- SET TASK
Copy every line from the records below that holds the word "title".

— START RECORDS PROVIDED —

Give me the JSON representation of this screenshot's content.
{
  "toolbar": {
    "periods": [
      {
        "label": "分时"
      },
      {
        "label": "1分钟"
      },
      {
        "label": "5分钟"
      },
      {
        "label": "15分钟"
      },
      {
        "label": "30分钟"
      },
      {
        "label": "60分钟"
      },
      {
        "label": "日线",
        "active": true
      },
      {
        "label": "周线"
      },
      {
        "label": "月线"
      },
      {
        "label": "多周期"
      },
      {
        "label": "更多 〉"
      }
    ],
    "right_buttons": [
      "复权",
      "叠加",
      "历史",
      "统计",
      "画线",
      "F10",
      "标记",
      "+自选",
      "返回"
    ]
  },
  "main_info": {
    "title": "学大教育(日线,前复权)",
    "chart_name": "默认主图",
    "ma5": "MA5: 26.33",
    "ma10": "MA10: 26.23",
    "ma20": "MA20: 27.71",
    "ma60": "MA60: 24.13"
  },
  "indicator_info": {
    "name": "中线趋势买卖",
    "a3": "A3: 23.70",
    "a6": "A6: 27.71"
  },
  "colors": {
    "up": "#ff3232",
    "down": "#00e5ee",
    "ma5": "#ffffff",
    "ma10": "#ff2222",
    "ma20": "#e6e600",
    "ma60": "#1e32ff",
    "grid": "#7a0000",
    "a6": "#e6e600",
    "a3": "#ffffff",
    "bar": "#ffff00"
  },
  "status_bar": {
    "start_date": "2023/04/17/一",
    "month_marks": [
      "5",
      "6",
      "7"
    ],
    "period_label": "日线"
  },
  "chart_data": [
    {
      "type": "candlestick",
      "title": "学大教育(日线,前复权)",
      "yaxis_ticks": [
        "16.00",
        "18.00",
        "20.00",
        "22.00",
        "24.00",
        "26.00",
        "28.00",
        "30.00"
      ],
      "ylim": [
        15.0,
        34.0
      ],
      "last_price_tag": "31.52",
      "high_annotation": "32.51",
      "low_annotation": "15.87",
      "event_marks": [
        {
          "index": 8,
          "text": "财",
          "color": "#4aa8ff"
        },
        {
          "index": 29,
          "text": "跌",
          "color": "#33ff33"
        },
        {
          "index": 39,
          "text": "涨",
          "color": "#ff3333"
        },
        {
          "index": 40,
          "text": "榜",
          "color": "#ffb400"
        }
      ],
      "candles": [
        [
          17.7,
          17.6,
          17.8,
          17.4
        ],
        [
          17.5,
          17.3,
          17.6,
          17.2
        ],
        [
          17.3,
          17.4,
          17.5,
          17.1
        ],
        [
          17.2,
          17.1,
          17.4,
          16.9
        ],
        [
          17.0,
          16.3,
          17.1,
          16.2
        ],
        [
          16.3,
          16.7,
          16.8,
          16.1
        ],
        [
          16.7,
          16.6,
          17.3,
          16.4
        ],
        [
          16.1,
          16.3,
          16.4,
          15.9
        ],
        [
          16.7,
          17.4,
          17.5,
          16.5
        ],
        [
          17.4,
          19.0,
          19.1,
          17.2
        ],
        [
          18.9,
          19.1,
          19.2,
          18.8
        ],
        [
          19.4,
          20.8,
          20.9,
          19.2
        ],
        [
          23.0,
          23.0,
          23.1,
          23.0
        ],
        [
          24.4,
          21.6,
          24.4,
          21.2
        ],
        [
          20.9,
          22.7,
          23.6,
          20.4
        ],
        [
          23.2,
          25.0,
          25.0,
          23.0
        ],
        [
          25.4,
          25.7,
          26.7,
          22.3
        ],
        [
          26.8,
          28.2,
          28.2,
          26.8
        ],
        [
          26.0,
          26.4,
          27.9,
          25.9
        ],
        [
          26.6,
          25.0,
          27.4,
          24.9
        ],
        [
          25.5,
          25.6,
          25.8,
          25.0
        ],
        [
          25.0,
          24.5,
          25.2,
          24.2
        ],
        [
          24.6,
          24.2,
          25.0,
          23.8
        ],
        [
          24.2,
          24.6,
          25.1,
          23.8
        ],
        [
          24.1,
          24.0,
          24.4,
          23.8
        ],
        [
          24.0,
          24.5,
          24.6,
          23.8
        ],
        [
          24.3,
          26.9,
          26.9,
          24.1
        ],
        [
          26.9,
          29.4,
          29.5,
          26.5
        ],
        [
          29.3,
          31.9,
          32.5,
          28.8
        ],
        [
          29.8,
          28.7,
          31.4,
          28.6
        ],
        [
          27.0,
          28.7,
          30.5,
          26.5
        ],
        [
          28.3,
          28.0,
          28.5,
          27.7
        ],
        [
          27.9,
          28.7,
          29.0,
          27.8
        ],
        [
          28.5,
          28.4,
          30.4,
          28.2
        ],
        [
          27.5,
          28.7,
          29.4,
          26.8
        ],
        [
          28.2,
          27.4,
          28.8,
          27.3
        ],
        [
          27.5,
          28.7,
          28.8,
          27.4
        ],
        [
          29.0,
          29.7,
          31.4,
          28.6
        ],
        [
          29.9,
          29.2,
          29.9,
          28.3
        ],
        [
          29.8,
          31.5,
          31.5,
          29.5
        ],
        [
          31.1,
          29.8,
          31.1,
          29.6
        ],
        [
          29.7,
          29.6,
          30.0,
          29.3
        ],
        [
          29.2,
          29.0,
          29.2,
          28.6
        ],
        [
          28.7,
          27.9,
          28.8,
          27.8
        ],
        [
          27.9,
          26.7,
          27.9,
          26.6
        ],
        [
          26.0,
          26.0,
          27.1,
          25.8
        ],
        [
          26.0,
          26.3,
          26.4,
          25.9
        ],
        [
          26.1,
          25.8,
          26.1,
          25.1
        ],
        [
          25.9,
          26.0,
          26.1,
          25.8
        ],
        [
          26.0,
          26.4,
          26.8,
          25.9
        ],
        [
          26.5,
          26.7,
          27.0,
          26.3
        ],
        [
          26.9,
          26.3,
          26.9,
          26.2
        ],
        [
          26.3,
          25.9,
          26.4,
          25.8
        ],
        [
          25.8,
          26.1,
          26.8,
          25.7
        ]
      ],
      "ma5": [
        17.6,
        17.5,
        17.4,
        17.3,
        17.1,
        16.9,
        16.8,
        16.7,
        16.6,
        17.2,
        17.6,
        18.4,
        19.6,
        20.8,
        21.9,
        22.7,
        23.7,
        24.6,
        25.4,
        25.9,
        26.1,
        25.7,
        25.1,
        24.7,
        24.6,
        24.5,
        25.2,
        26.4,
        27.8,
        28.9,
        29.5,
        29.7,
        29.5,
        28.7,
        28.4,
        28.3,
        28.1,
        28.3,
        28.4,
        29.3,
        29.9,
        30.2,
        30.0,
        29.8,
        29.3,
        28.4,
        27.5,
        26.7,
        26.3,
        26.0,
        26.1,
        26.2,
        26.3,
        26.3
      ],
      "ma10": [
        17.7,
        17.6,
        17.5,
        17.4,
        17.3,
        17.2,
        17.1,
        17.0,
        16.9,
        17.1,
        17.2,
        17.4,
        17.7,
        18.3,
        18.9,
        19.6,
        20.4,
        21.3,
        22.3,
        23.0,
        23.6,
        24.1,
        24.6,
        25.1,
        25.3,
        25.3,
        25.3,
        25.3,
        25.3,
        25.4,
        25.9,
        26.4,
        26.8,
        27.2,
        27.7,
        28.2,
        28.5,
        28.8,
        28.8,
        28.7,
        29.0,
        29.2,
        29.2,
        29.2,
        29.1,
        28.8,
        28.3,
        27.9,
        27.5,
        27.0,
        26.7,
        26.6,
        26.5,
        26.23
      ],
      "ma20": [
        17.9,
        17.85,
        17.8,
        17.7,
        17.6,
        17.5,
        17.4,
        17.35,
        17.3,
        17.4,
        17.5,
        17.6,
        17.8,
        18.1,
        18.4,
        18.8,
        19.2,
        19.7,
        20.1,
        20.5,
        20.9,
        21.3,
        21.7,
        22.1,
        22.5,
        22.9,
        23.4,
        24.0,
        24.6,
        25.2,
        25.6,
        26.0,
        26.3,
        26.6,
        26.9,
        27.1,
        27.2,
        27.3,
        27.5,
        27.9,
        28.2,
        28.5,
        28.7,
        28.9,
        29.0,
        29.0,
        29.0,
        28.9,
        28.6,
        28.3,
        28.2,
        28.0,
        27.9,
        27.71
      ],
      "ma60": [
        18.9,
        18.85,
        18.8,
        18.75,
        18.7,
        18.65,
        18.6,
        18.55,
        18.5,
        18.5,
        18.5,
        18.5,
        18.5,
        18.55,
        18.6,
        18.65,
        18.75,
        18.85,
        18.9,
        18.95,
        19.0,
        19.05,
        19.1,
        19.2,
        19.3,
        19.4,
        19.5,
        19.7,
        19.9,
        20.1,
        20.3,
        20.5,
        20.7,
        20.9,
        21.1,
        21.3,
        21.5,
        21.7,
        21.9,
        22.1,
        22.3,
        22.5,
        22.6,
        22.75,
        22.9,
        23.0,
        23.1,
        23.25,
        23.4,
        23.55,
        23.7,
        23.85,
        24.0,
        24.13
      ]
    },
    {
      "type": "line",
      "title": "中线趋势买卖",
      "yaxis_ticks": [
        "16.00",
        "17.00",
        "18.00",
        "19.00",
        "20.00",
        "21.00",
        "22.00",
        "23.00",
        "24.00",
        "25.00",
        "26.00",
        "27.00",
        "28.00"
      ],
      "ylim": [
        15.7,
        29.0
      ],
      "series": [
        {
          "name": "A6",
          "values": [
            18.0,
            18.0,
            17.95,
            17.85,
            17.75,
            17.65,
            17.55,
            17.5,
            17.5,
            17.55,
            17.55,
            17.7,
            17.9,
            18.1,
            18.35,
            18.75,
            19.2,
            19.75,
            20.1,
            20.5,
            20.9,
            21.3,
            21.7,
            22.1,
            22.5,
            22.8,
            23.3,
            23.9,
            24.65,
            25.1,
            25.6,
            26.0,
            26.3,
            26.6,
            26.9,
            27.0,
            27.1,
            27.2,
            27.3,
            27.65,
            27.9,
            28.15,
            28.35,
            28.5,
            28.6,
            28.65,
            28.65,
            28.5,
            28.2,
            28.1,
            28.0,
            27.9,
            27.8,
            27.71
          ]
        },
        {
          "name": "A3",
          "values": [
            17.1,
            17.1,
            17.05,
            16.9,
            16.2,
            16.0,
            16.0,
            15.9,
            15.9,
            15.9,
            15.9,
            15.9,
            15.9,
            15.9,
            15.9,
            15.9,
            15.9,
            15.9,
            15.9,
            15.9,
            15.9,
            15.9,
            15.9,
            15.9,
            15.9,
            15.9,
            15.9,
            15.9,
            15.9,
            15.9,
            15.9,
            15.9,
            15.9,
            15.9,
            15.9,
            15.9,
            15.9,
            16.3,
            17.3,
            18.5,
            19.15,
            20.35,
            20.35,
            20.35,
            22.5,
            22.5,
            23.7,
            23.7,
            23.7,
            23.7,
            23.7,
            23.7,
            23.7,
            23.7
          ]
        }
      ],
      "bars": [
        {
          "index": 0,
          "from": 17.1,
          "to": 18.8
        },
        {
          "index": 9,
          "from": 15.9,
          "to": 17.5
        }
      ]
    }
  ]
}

— END RECORDS PROVIDED —

- THE RESULT
    "title": "学大教育(日线,前复权)",
      "title": "学大教育(日线,前复权)",
      "title": "中线趋势买卖",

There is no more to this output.